=== Exercise objective ===
Go through the records and show each line where the word "default" occurs.

--

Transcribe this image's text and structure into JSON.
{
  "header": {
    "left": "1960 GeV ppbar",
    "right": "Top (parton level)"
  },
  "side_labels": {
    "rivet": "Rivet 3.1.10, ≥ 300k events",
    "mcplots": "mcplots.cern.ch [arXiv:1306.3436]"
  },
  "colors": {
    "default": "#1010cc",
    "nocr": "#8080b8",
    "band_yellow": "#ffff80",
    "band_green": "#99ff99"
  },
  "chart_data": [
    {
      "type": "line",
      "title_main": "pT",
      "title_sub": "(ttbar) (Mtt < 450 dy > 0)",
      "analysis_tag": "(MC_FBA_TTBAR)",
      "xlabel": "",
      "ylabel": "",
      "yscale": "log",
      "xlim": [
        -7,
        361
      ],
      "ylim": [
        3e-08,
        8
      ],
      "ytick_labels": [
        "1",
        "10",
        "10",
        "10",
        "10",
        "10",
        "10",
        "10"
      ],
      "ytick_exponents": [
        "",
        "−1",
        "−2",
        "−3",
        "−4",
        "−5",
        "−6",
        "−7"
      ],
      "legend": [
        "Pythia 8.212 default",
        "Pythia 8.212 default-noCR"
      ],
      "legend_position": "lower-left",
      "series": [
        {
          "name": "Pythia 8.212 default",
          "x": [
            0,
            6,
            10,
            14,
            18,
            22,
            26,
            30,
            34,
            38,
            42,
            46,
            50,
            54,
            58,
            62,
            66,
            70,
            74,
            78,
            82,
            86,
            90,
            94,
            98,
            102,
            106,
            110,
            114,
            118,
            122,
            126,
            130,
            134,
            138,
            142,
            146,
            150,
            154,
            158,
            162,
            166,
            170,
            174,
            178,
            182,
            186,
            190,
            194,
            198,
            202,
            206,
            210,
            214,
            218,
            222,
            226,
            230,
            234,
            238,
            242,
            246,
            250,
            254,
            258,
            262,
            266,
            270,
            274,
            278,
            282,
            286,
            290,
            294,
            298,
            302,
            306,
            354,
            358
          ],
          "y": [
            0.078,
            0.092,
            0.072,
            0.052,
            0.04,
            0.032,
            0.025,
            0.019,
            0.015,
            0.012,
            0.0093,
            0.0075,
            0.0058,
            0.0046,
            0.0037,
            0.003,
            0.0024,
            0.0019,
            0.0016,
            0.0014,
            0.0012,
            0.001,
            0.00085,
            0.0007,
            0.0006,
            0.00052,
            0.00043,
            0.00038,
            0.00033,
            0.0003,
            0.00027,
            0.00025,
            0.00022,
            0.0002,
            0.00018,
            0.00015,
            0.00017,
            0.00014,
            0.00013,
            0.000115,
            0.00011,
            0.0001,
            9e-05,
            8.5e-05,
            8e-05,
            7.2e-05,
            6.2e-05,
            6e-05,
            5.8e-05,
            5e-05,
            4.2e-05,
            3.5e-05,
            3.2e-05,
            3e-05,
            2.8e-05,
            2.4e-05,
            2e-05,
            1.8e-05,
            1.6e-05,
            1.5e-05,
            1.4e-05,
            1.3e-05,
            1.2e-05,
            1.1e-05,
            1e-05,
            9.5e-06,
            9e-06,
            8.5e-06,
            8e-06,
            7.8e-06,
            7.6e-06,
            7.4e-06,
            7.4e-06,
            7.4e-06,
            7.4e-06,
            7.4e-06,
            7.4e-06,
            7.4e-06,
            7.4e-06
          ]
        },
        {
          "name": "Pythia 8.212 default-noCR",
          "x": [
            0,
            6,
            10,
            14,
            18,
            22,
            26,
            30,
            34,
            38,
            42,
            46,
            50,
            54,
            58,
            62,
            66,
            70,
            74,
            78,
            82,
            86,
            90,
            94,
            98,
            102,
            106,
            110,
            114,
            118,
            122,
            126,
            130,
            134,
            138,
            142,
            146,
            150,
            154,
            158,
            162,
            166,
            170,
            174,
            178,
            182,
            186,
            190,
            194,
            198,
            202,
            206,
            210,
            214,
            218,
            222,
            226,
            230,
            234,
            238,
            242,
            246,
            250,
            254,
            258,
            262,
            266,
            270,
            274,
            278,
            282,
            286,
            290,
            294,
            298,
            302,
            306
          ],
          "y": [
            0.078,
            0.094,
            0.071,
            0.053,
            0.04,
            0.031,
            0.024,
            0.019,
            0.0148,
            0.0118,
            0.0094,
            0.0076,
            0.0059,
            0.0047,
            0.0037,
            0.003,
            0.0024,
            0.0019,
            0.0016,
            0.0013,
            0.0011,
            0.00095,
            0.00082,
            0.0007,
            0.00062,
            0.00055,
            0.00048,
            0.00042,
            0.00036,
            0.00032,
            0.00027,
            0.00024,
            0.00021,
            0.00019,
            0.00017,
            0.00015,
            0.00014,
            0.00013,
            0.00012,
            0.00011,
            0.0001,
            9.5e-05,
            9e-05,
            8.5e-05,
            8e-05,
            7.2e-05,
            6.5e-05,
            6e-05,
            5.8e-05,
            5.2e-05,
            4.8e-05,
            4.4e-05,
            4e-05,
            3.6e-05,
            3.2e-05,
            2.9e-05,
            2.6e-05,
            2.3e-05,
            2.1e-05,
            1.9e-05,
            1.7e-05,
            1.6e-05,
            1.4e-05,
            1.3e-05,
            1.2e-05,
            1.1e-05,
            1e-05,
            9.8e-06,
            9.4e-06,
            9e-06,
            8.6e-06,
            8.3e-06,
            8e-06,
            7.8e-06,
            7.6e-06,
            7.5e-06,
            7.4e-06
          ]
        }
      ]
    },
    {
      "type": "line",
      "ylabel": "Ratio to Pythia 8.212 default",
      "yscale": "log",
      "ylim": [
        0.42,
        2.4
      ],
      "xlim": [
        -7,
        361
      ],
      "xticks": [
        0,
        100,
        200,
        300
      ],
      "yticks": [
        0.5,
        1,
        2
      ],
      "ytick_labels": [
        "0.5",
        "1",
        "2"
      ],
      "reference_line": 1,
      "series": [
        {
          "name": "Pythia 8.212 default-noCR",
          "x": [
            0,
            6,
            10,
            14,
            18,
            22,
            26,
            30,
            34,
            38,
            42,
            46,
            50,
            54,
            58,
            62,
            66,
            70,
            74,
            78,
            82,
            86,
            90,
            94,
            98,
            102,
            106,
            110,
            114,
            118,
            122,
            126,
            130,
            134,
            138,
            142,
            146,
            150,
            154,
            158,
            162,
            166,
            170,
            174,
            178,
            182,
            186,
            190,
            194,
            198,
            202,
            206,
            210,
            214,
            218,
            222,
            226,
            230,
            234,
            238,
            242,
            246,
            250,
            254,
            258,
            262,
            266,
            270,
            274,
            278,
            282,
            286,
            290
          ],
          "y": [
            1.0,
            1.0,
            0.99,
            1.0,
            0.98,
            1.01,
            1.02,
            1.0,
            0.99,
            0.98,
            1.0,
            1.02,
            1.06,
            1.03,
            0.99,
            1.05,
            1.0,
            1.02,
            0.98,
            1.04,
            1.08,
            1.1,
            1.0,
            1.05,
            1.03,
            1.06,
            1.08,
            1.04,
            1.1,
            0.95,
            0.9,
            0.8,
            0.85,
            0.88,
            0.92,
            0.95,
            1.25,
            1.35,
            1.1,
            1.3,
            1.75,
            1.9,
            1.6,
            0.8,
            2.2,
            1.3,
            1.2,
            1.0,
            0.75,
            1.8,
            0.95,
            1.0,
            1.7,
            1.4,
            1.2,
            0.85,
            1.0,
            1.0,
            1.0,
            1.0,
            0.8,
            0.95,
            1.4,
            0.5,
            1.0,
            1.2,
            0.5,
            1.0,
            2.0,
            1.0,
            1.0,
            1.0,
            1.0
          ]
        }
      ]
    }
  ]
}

--

=== Exercise result ===
    "default": "#1010cc",
        "Pythia 8.212 default",
        "Pythia 8.212 default-noCR"
          "name": "Pythia 8.212 default",
          "name": "Pythia 8.212 default-noCR",
      "ylabel": "Ratio to Pythia 8.212 default",
          "name": "Pythia 8.212 default-noCR",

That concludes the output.